### PROVIDED RECORDS ###

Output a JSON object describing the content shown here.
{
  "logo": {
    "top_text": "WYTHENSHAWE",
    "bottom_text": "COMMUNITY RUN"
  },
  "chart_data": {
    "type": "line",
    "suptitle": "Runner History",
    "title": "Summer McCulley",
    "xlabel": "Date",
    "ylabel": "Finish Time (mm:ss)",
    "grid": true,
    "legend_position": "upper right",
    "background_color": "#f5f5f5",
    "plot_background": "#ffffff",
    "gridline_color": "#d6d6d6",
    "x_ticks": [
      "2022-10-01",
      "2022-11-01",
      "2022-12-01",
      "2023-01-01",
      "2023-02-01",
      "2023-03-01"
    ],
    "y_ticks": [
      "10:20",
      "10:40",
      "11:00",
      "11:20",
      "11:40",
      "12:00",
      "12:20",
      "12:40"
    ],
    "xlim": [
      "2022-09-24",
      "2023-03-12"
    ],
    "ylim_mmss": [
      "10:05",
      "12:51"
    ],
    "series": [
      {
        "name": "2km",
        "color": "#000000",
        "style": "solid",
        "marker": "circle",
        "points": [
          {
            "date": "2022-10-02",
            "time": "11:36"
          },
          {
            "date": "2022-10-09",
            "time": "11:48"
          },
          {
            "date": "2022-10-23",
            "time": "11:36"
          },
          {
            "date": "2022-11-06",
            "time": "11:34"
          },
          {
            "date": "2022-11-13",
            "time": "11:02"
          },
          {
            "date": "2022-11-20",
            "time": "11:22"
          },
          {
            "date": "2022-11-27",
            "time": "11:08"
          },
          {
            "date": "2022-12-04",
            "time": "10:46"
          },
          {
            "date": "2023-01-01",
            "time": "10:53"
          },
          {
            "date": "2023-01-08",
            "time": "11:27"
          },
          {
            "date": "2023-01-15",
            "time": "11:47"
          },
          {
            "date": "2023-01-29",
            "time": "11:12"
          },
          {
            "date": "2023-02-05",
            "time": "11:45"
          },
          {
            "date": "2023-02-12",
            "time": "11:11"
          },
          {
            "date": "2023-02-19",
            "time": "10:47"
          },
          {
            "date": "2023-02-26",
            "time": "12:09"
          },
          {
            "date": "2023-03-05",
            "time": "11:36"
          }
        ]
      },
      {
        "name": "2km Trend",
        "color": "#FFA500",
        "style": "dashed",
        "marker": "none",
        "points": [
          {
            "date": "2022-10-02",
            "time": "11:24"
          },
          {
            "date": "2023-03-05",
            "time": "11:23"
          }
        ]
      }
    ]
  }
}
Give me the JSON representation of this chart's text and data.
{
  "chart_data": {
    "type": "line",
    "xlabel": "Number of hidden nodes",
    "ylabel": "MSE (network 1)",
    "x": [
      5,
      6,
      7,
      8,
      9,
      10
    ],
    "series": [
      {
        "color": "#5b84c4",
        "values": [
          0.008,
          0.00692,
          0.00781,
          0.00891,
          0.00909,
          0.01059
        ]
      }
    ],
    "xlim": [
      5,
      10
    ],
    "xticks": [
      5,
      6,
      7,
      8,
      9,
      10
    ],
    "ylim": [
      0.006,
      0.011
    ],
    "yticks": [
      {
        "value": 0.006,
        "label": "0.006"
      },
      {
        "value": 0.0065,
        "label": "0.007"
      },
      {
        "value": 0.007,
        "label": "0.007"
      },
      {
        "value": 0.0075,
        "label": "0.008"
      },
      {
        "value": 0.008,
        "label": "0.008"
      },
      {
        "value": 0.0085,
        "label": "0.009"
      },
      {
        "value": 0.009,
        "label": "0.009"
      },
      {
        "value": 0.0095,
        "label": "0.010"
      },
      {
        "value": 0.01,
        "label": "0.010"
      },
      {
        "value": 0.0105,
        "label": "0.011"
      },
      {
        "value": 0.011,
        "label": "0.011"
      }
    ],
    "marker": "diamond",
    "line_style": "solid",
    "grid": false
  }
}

###

- WHAT YOU ARE ASKED TO DO: Exactly reproduce all of the entries above.

- ANSWER FOR THE TASK:
Output a JSON object describing the content shown here.
{
  "logo": {
    "top_text": "WYTHENSHAWE",
    "bottom_text": "COMMUNITY RUN"
  },
  "chart_data": {
    "type": "line",
    "suptitle": "Runner History",
    "title": "Summer McCulley",
    "xlabel": "Date",
    "ylabel": "Finish Time (mm:ss)",
    "grid": true,
    "legend_position": "upper right",
    "background_color": "#f5f5f5",
    "plot_background": "#ffffff",
    "gridline_color": "#d6d6d6",
    "x_ticks": [
      "2022-10-01",
      "2022-11-01",
      "2022-12-01",
      "2023-01-01",
      "2023-02-01",
      "2023-03-01"
    ],
    "y_ticks": [
      "10:20",
      "10:40",
      "11:00",
      "11:20",
      "11:40",
      "12:00",
      "12:20",
      "12:40"
    ],
    "xlim": [
      "2022-09-24",
      "2023-03-12"
    ],
    "ylim_mmss": [
      "10:05",
      "12:51"
    ],
    "series": [
      {
        "name": "2km",
        "color": "#000000",
        "style": "solid",
        "marker": "circle",
        "points": [
          {
            "date": "2022-10-02",
            "time": "11:36"
          },
          {
            "date": "2022-10-09",
            "time": "11:48"
          },
          {
            "date": "2022-10-23",
            "time": "11:36"
          },
          {
            "date": "2022-11-06",
            "time": "11:34"
          },
          {
            "date": "2022-11-13",
            "time": "11:02"
          },
          {
            "date": "2022-11-20",
            "time": "11:22"
          },
          {
            "date": "2022-11-27",
            "time": "11:08"
          },
          {
            "date": "2022-12-04",
            "time": "10:46"
          },
          {
            "date": "2023-01-01",
            "time": "10:53"
          },
          {
            "date": "2023-01-08",
            "time": "11:27"
          },
          {
            "date": "2023-01-15",
            "time": "11:47"
          },
          {
            "date": "2023-01-29",
            "time": "11:12"
          },
          {
            "date": "2023-02-05",
            "time": "11:45"
          },
          {
            "date": "2023-02-12",
            "time": "11:11"
          },
          {
            "date": "2023-02-19",
            "time": "10:47"
          },
          {
            "date": "2023-02-26",
            "time": "12:09"
          },
          {
            "date": "2023-03-05",
            "time": "11:36"
          }
        ]
      },
      {
        "name": "2km Trend",
        "color": "#FFA500",
        "style": "dashed",
        "marker": "none",
        "points": [
          {
            "date": "2022-10-02",
            "time": "11:24"
          },
          {
            "date": "2023-03-05",
            "time": "11:23"
          }
        ]
      }
    ]
  }
}
Give me the JSON representation of this chart's text and data.
{
  "chart_data": {
    "type": "line",
    "xlabel": "Number of hidden nodes",
    "ylabel": "MSE (network 1)",
    "x": [
      5,
      6,
      7,
      8,
      9,
      10
    ],
    "series": [
      {
        "color": "#5b84c4",
        "values": [
          0.008,
          0.00692,
          0.00781,
          0.00891,
          0.00909,
          0.01059
        ]
      }
    ],
    "xlim": [
      5,
      10
    ],
    "xticks": [
      5,
      6,
      7,
      8,
      9,
      10
    ],
    "ylim": [
      0.006,
      0.011
    ],
    "yticks": [
      {
        "value": 0.006,
        "label": "0.006"
      },
      {
        "value": 0.0065,
        "label": "0.007"
      },
      {
        "value": 0.007,
        "label": "0.007"
      },
      {
        "value": 0.0075,
        "label": "0.008"
      },
      {
        "value": 0.008,
        "label": "0.008"
      },
      {
        "value": 0.0085,
        "label": "0.009"
      },
      {
        "value": 0.009,
        "label": "0.009"
      },
      {
        "value": 0.0095,
        "label": "0.010"
      },
      {
        "value": 0.01,
        "label": "0.010"
      },
      {
        "value": 0.0105,
        "label": "0.011"
      },
      {
        "value": 0.011,
        "label": "0.011"
      }
    ],
    "marker": "diamond",
    "line_style": "solid",
    "grid": false
  }
}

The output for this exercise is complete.